- Exercise input
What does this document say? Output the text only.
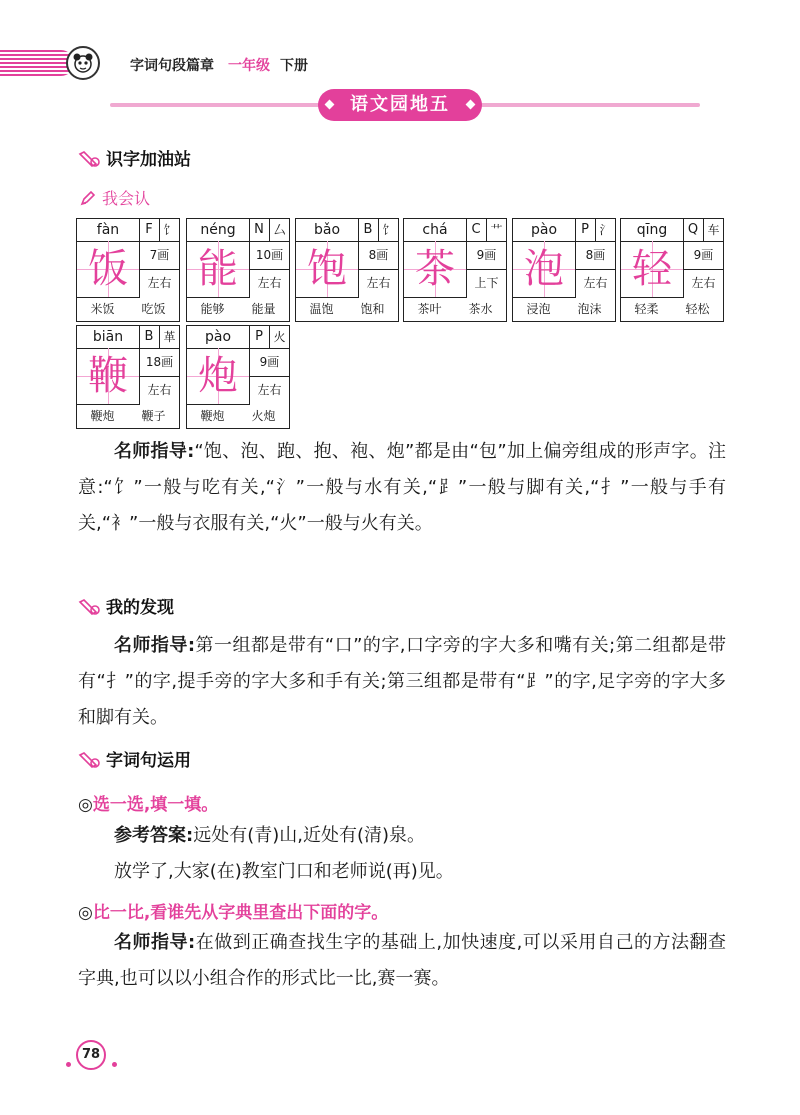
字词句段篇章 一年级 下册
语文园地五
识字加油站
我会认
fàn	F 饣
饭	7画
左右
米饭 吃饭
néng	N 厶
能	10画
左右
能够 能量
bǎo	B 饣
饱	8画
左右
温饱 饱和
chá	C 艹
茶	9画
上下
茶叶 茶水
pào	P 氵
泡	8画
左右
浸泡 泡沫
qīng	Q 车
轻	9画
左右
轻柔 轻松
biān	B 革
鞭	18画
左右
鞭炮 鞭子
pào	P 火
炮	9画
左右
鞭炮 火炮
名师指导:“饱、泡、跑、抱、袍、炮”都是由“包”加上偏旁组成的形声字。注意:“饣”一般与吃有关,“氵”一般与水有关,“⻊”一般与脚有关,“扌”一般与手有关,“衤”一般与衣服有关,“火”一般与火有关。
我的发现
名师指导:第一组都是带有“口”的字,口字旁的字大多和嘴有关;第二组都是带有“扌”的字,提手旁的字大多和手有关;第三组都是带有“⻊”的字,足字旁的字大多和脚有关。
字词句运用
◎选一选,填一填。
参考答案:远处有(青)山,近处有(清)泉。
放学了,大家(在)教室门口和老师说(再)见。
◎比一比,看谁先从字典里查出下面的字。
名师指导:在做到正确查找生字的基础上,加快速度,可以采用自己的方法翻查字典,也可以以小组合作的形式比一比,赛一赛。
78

--

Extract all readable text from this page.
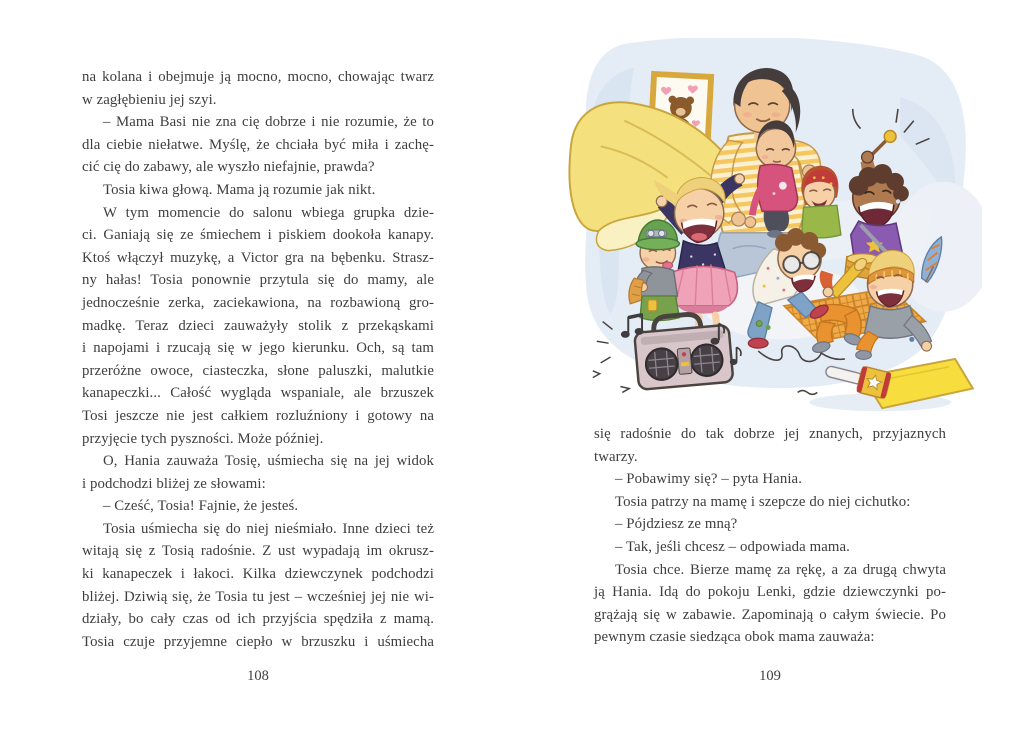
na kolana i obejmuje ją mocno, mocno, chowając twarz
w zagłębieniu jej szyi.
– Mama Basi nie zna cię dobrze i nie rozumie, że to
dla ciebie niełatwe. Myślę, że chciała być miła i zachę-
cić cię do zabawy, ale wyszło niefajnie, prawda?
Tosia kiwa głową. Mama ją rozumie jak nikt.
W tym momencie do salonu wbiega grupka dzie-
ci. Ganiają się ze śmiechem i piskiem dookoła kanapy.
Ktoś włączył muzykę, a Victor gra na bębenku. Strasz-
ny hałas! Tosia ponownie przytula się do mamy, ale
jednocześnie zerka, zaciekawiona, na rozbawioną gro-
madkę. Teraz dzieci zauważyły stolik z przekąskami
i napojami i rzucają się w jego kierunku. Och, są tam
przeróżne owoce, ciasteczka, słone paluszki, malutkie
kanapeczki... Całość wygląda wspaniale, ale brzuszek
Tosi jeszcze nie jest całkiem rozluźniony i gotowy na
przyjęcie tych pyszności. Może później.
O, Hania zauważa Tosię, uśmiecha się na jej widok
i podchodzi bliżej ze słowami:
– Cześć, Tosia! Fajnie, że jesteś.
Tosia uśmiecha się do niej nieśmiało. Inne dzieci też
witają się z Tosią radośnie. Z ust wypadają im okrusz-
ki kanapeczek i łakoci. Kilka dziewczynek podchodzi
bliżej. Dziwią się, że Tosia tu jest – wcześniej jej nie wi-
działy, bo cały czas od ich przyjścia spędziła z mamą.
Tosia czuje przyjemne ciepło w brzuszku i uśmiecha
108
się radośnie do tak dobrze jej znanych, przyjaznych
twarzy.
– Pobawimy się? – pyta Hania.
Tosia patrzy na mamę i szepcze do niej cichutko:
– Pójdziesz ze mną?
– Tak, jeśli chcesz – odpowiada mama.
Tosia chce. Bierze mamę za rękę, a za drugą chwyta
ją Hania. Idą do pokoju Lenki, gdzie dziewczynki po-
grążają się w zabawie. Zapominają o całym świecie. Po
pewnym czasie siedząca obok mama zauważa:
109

--

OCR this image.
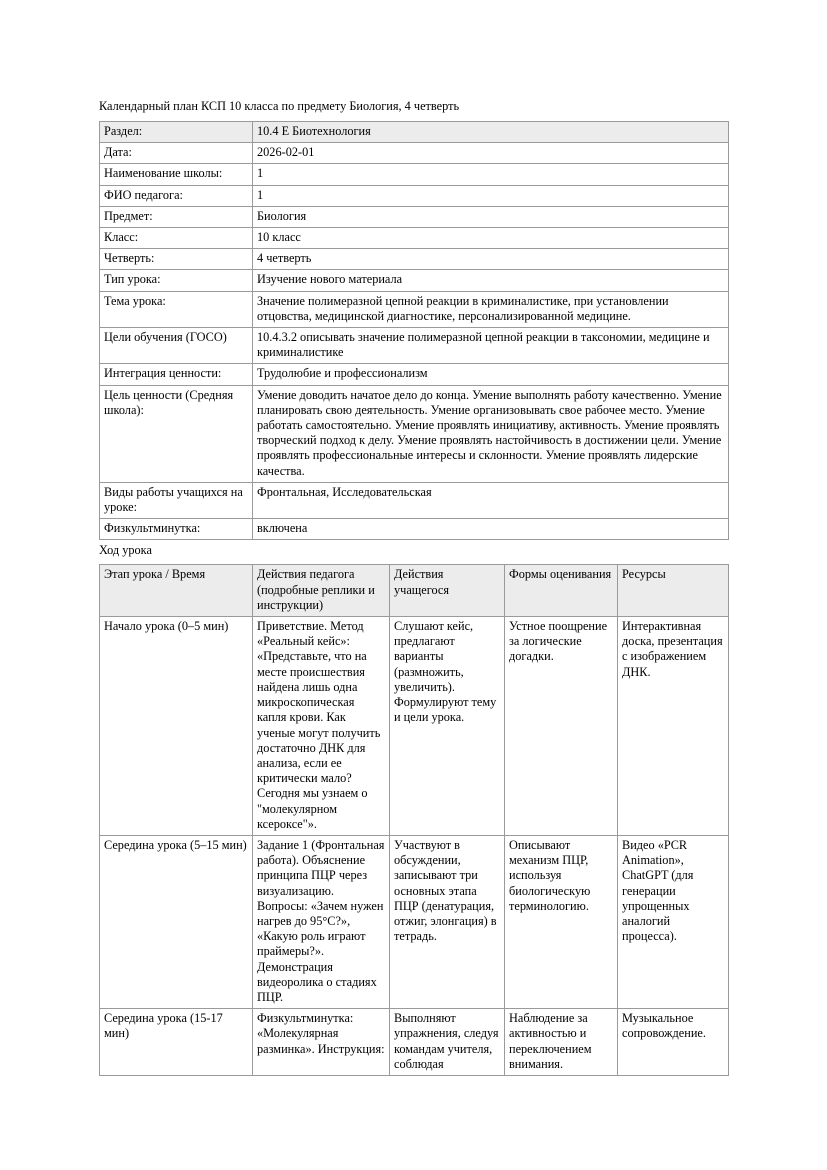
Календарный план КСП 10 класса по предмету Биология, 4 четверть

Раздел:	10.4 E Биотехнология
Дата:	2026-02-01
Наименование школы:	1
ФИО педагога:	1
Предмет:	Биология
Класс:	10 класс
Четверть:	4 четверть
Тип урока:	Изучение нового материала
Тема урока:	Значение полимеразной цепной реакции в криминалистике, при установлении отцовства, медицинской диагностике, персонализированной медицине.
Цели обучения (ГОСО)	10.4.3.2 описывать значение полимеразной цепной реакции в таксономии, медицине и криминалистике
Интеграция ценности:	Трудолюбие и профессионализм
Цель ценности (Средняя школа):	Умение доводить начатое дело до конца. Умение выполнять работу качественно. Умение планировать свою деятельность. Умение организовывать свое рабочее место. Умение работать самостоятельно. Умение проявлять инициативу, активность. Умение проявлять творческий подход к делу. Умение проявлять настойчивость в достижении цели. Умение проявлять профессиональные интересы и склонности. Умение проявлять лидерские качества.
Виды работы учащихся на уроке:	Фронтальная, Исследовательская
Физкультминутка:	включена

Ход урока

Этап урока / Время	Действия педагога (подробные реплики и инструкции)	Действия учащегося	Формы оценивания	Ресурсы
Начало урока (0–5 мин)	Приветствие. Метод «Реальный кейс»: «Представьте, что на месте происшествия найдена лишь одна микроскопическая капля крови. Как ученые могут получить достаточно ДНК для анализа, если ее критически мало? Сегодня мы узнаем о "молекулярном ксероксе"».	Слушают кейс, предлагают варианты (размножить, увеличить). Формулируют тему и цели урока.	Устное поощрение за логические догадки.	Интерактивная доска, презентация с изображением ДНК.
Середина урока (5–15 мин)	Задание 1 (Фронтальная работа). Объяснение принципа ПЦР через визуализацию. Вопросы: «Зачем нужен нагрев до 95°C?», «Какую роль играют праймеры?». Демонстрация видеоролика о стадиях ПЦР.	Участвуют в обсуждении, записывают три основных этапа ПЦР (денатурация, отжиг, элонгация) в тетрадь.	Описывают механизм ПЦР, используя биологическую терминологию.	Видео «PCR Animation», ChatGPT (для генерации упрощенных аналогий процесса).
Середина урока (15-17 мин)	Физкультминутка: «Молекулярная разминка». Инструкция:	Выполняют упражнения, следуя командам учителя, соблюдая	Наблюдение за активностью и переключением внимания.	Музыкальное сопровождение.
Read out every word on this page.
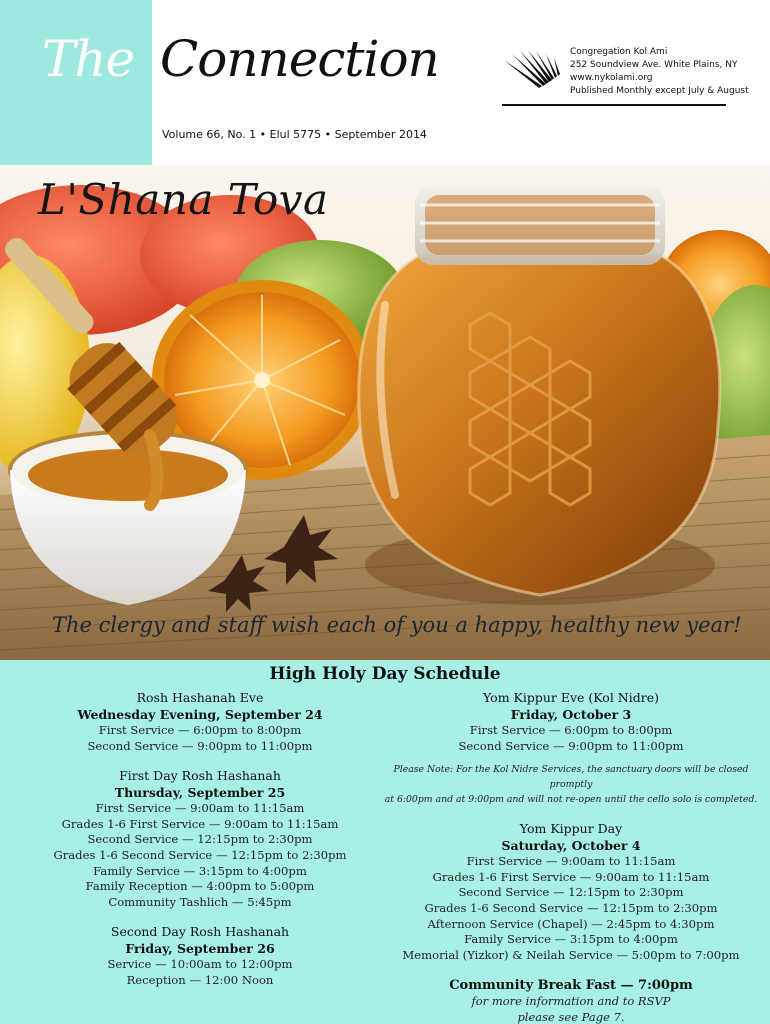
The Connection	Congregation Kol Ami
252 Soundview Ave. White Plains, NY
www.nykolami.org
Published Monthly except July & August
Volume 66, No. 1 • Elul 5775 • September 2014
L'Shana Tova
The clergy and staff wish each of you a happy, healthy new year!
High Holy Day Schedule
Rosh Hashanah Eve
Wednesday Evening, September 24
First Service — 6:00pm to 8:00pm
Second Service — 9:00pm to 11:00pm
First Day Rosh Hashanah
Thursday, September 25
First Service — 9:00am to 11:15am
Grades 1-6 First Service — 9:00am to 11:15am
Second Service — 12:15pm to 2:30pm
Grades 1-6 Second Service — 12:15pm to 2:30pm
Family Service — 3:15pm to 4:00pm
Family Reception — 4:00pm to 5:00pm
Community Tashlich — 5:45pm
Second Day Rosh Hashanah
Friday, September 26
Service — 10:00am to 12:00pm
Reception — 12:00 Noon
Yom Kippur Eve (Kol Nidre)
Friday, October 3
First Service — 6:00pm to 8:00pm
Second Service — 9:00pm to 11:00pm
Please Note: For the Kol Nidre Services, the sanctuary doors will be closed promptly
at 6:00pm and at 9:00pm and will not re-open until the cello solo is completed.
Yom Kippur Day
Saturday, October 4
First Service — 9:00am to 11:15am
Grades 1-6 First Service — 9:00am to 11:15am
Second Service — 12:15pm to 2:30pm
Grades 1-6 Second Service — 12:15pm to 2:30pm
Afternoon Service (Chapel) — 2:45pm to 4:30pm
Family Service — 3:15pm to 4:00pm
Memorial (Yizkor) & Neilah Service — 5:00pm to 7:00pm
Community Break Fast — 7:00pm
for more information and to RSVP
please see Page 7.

- Task statement
Go through the data above and find the lines with the word "mamę". Copy each of those lines.

- Correct result
Tosia patrzy na mamę i szepcze do niej cichutko:
Tosia chce. Bierze mamę za rękę, a za drugą chwyta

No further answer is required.